**Exercise brief**
In the entries below, count every line with the word "yeux". Return only the count.

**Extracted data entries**

============

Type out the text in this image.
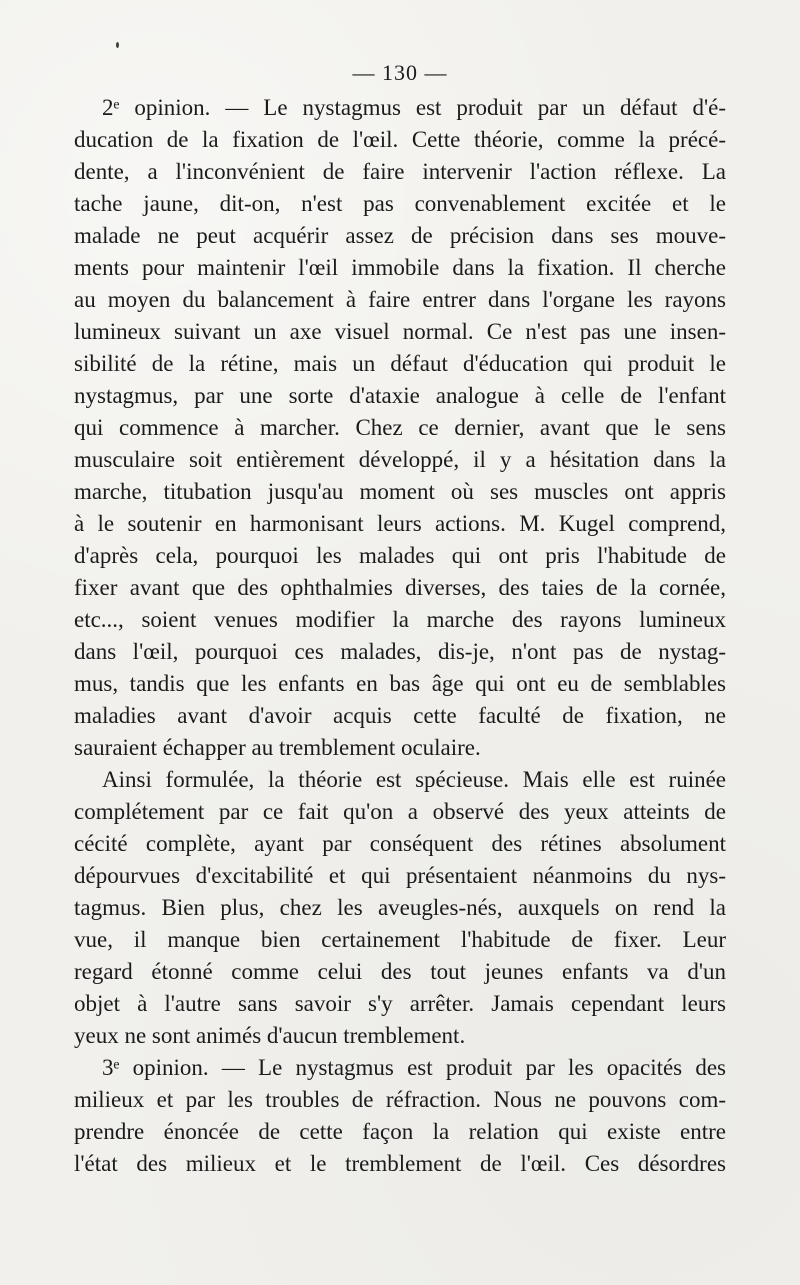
— 130 —
2ᵉ opinion. — Le nystagmus est produit par un défaut d'é-
ducation de la fixation de l'œil. Cette théorie, comme la précé-
dente, a l'inconvénient de faire intervenir l'action réflexe. La
tache jaune, dit-on, n'est pas convenablement excitée et le
malade ne peut acquérir assez de précision dans ses mouve-
ments pour maintenir l'œil immobile dans la fixation. Il cherche
au moyen du balancement à faire entrer dans l'organe les rayons
lumineux suivant un axe visuel normal. Ce n'est pas une insen-
sibilité de la rétine, mais un défaut d'éducation qui produit le
nystagmus, par une sorte d'ataxie analogue à celle de l'enfant
qui commence à marcher. Chez ce dernier, avant que le sens
musculaire soit entièrement développé, il y a hésitation dans la
marche, titubation jusqu'au moment où ses muscles ont appris
à le soutenir en harmonisant leurs actions. M. Kugel comprend,
d'après cela, pourquoi les malades qui ont pris l'habitude de
fixer avant que des ophthalmies diverses, des taies de la cornée,
etc..., soient venues modifier la marche des rayons lumineux
dans l'œil, pourquoi ces malades, dis-je, n'ont pas de nystag-
mus, tandis que les enfants en bas âge qui ont eu de semblables
maladies avant d'avoir acquis cette faculté de fixation, ne
sauraient échapper au tremblement oculaire.
Ainsi formulée, la théorie est spécieuse. Mais elle est ruinée
complétement par ce fait qu'on a observé des yeux atteints de
cécité complète, ayant par conséquent des rétines absolument
dépourvues d'excitabilité et qui présentaient néanmoins du nys-
tagmus. Bien plus, chez les aveugles-nés, auxquels on rend la
vue, il manque bien certainement l'habitude de fixer. Leur
regard étonné comme celui des tout jeunes enfants va d'un
objet à l'autre sans savoir s'y arrêter. Jamais cependant leurs
yeux ne sont animés d'aucun tremblement.
3ᵉ opinion. — Le nystagmus est produit par les opacités des
milieux et par les troubles de réfraction. Nous ne pouvons com-
prendre énoncée de cette façon la relation qui existe entre
l'état des milieux et le tremblement de l'œil. Ces désordres
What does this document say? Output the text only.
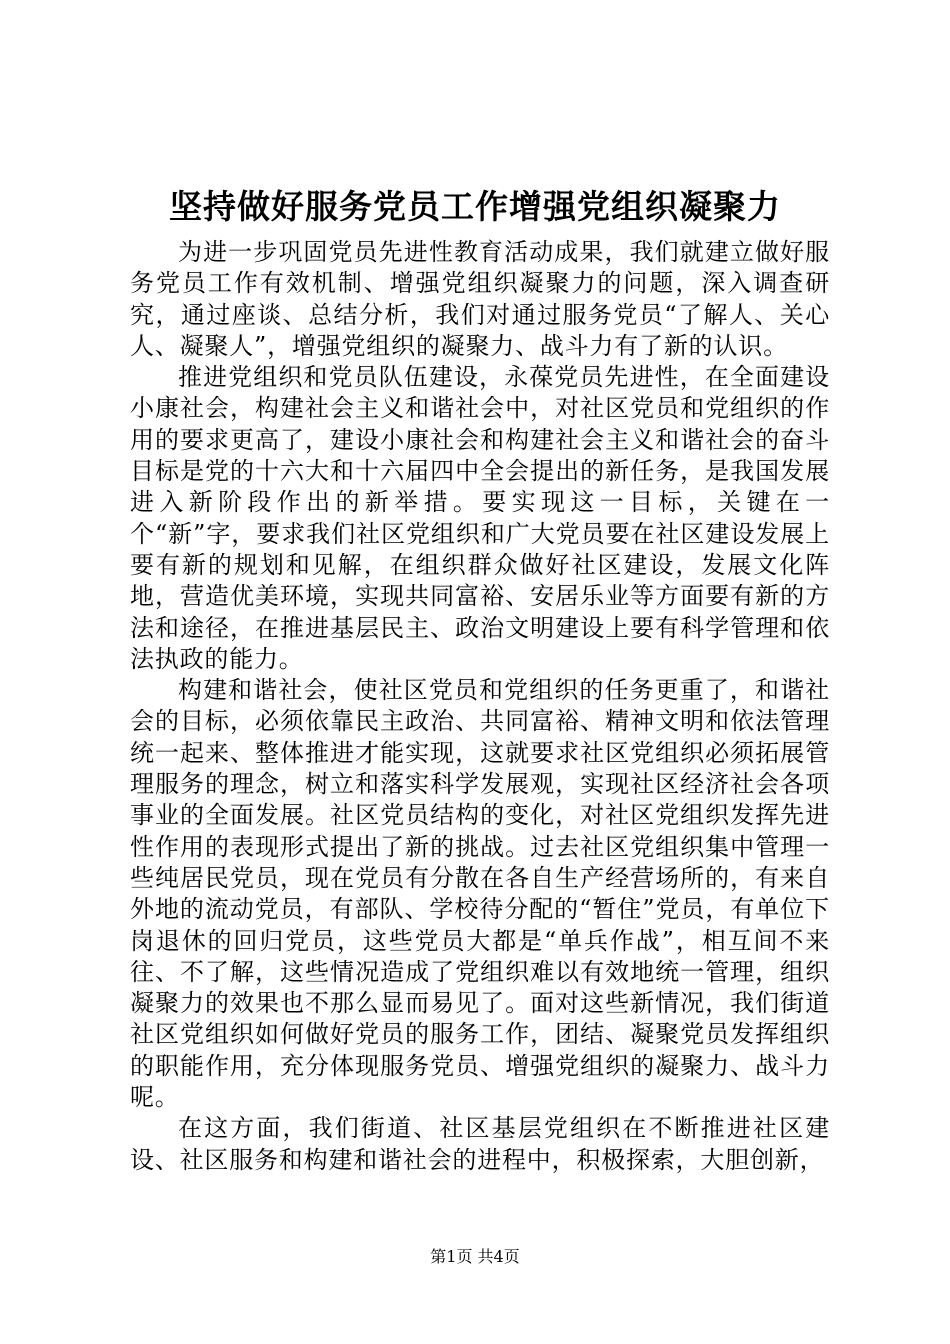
坚持做好服务党员工作增强党组织凝聚力

为进一步巩固党员先进性教育活动成果，我们就建立做好服务党员工作有效机制、增强党组织凝聚力的问题，深入调查研究，通过座谈、总结分析，我们对通过服务党员“了解人、关心人、凝聚人”，增强党组织的凝聚力、战斗力有了新的认识。

推进党组织和党员队伍建设，永葆党员先进性，在全面建设小康社会，构建社会主义和谐社会中，对社区党员和党组织的作用的要求更高了，建设小康社会和构建社会主义和谐社会的奋斗目标是党的十六大和十六届四中全会提出的新任务，是我国发展进入新阶段作出的新举措。要实现这一目标，关键在一个“新”字，要求我们社区党组织和广大党员要在社区建设发展上要有新的规划和见解，在组织群众做好社区建设，发展文化阵地，营造优美环境，实现共同富裕、安居乐业等方面要有新的方法和途径，在推进基层民主、政治文明建设上要有科学管理和依法执政的能力。

构建和谐社会，使社区党员和党组织的任务更重了，和谐社会的目标，必须依靠民主政治、共同富裕、精神文明和依法管理统一起来、整体推进才能实现，这就要求社区党组织必须拓展管理服务的理念，树立和落实科学发展观，实现社区经济社会各项事业的全面发展。社区党员结构的变化，对社区党组织发挥先进性作用的表现形式提出了新的挑战。过去社区党组织集中管理一些纯居民党员，现在党员有分散在各自生产经营场所的，有来自外地的流动党员，有部队、学校待分配的“暂住”党员，有单位下岗退休的回归党员，这些党员大都是“单兵作战”，相互间不来往、不了解，这些情况造成了党组织难以有效地统一管理，组织凝聚力的效果也不那么显而易见了。面对这些新情况，我们街道社区党组织如何做好党员的服务工作，团结、凝聚党员发挥组织的职能作用，充分体现服务党员、增强党组织的凝聚力、战斗力呢。

在这方面，我们街道、社区基层党组织在不断推进社区建设、社区服务和构建和谐社会的进程中，积极探索，大胆创新，

第1页 共4页
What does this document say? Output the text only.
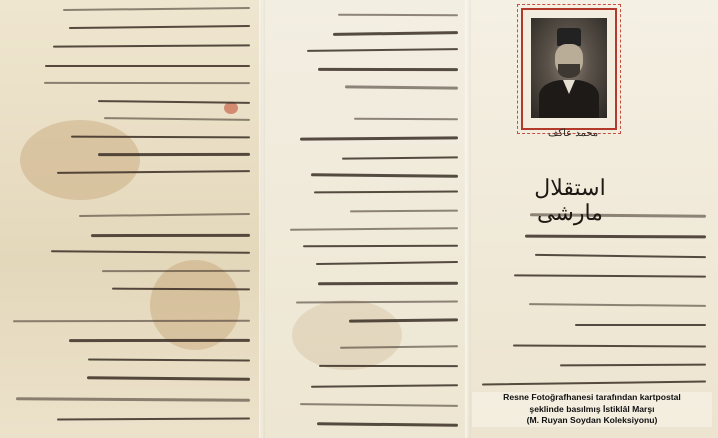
محمد عاكف
استقلال مارشی
Resne Fotoğrafhanesi tarafından kartpostal
şeklinde basılmış İstiklâl Marşı
(M. Ruyan Soydan Koleksiyonu)
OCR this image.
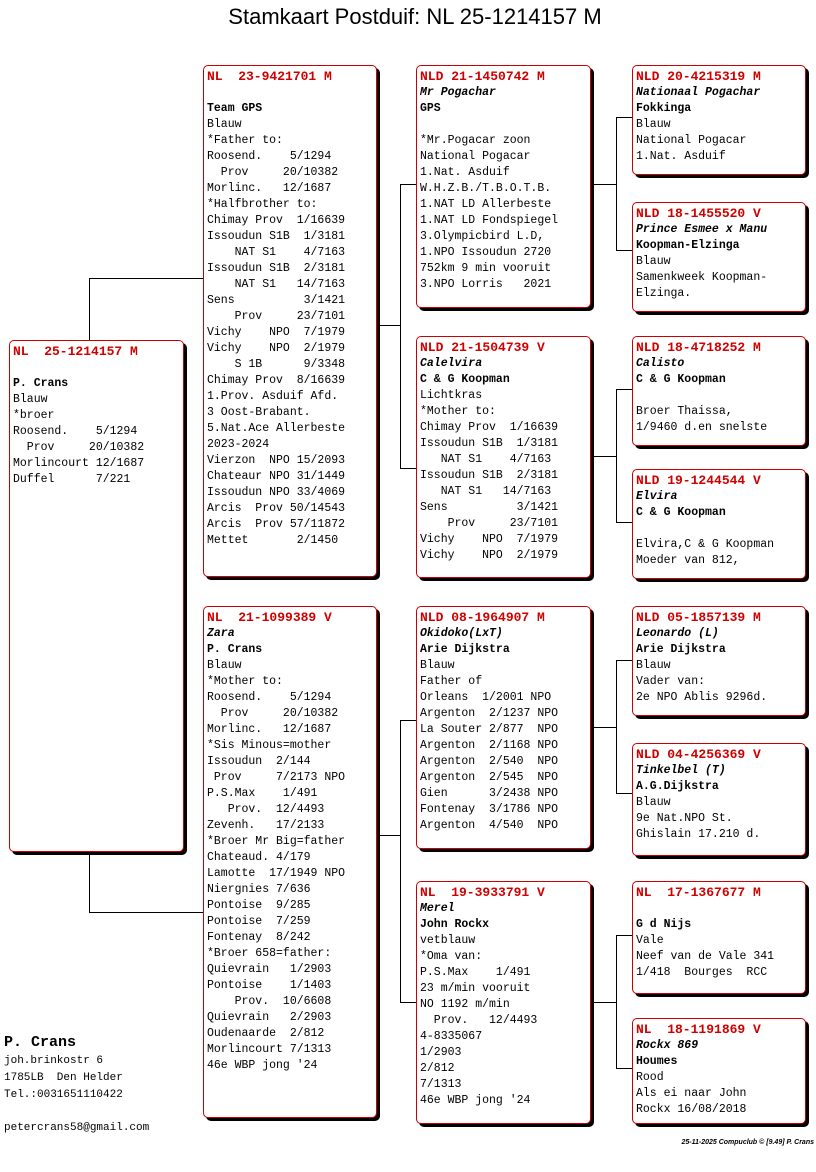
Stamkaart Postduif: NL 25-1214157 M
NL  25-1214157 M

P. Crans
Blauw
*broer
Roosend.    5/1294
Prov     20/10382
Morlincourt 12/1687
Duffel      7/221
NL  23-9421701 M

Team GPS
Blauw
*Father to:
Roosend.    5/1294
Prov     20/10382
Morlinc.   12/1687
*Halfbrother to:
Chimay Prov  1/16639
Issoudun S1B  1/3181
NAT S1    4/7163
Issoudun S1B  2/3181
NAT S1   14/7163
Sens          3/1421
Prov     23/7101
Vichy    NPO  7/1979
Vichy    NPO  2/1979
S 1B      9/3348
Chimay Prov  8/16639
1.Prov. Asduif Afd.
3 Oost-Brabant.
5.Nat.Ace Allerbeste
2023-2024
Vierzon  NPO 15/2093
Chateaur NPO 31/1449
Issoudun NPO 33/4069
Arcis  Prov 50/14543
Arcis  Prov 57/11872
Mettet       2/1450
NL  21-1099389 V
Zara
P. Crans
Blauw
*Mother to:
Roosend.    5/1294
Prov     20/10382
Morlinc.   12/1687
*Sis Minous=mother
Issoudun  2/144
Prov     7/2173 NPO
P.S.Max    1/491
Prov.  12/4493
Zevenh.   17/2133
*Broer Mr Big=father
Chateaud. 4/179
Lamotte  17/1949 NPO
Niergnies 7/636
Pontoise  9/285
Pontoise  7/259
Fontenay  8/242
*Broer 658=father:
Quievrain   1/2903
Pontoise    1/1403
Prov.  10/6608
Quievrain   2/2903
Oudenaarde  2/812
Morlincourt 7/1313
46e WBP jong '24
NLD 21-1450742 M
Mr Pogachar
GPS

*Mr.Pogacar zoon
National Pogacar
1.Nat. Asduif
W.H.Z.B./T.B.O.T.B.
1.NAT LD Allerbeste
1.NAT LD Fondspiegel
3.Olympicbird L.D,
1.NPO Issoudun 2720
752km 9 min vooruit
3.NPO Lorris   2021
NLD 21-1504739 V
Calelvira
C & G Koopman
Lichtkras
*Mother to:
Chimay Prov  1/16639
Issoudun S1B  1/3181
NAT S1    4/7163
Issoudun S1B  2/3181
NAT S1   14/7163
Sens          3/1421
Prov     23/7101
Vichy    NPO  7/1979
Vichy    NPO  2/1979
NLD 08-1964907 M
Okidoko(LxT)
Arie Dijkstra
Blauw
Father of
Orleans  1/2001 NPO
Argenton  2/1237 NPO
La Souter 2/877  NPO
Argenton  2/1168 NPO
Argenton  2/540  NPO
Argenton  2/545  NPO
Gien      3/2438 NPO
Fontenay  3/1786 NPO
Argenton  4/540  NPO
NL  19-3933791 V
Merel
John Rockx
vetblauw
*Oma van:
P.S.Max    1/491
23 m/min vooruit
NO 1192 m/min
Prov.   12/4493
4-8335067
1/2903
2/812
7/1313
46e WBP jong '24
NLD 20-4215319 M
Nationaal Pogachar
Fokkinga
Blauw
National Pogacar
1.Nat. Asduif
NLD 18-1455520 V
Prince Esmee x Manu
Koopman-Elzinga
Blauw
Samenkweek Koopman-
Elzinga.
NLD 18-4718252 M
Calisto
C & G Koopman

Broer Thaissa,
1/9460 d.en snelste
NLD 19-1244544 V
Elvira
C & G Koopman

Elvira,C & G Koopman
Moeder van 812,
NLD 05-1857139 M
Leonardo (L)
Arie Dijkstra
Blauw
Vader van:
2e NPO Ablis 9296d.
NLD 04-4256369 V
Tinkelbel (T)
A.G.Dijkstra
Blauw
9e Nat.NPO St.
Ghislain 17.210 d.
NL  17-1367677 M

G d Nijs
Vale
Neef van de Vale 341
1/418  Bourges  RCC
NL  18-1191869 V
Rockx 869
Houmes
Rood
Als ei naar John
Rockx 16/08/2018
P. Crans
joh.brinkostr 6
1785LB  Den Helder
Tel.:0031651110422
petercrans58@gmail.com
25-11-2025 Compuclub © [9.49] P. Crans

============

**The completed task**
2